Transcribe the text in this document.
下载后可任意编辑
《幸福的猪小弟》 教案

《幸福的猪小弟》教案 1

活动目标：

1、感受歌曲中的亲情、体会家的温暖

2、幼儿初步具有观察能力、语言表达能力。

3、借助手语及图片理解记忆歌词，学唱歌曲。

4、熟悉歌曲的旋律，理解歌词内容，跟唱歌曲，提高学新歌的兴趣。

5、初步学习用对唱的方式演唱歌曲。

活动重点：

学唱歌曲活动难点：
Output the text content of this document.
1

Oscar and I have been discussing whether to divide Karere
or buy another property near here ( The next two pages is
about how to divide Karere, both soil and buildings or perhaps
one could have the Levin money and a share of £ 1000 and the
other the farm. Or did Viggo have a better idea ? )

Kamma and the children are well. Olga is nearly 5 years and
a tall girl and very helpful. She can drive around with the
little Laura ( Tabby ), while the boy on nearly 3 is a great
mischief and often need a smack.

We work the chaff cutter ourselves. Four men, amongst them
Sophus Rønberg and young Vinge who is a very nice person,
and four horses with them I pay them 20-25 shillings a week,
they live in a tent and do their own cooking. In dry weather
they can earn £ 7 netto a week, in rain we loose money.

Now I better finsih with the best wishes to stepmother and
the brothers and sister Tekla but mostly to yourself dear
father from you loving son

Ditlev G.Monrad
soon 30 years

□ □ □ □

GOAL OF THE EXERCISE:
The lines above should be duplicated exactly.

SOLVED PROBLEM:
Transcribe the text in this document.
下载后可任意编辑
《幸福的猪小弟》 教案

《幸福的猪小弟》教案 1

活动目标：

1、感受歌曲中的亲情、体会家的温暖

2、幼儿初步具有观察能力、语言表达能力。

3、借助手语及图片理解记忆歌词，学唱歌曲。

4、熟悉歌曲的旋律，理解歌词内容，跟唱歌曲，提高学新歌的兴趣。

5、初步学习用对唱的方式演唱歌曲。

活动重点：

学唱歌曲活动难点：
Output the text content of this document.
1

Oscar and I have been discussing whether to divide Karere
or buy another property near here ( The next two pages is
about how to divide Karere, both soil and buildings or perhaps
one could have the Levin money and a share of £ 1000 and the
other the farm. Or did Viggo have a better idea ? )

Kamma and the children are well. Olga is nearly 5 years and
a tall girl and very helpful. She can drive around with the
little Laura ( Tabby ), while the boy on nearly 3 is a great
mischief and often need a smack.

We work the chaff cutter ourselves. Four men, amongst them
Sophus Rønberg and young Vinge who is a very nice person,
and four horses with them I pay them 20-25 shillings a week,
they live in a tent and do their own cooking. In dry weather
they can earn £ 7 netto a week, in rain we loose money.

Now I better finsih with the best wishes to stepmother and
the brothers and sister Tekla but mostly to yourself dear
father from you loving son

Ditlev G.Monrad
soon 30 years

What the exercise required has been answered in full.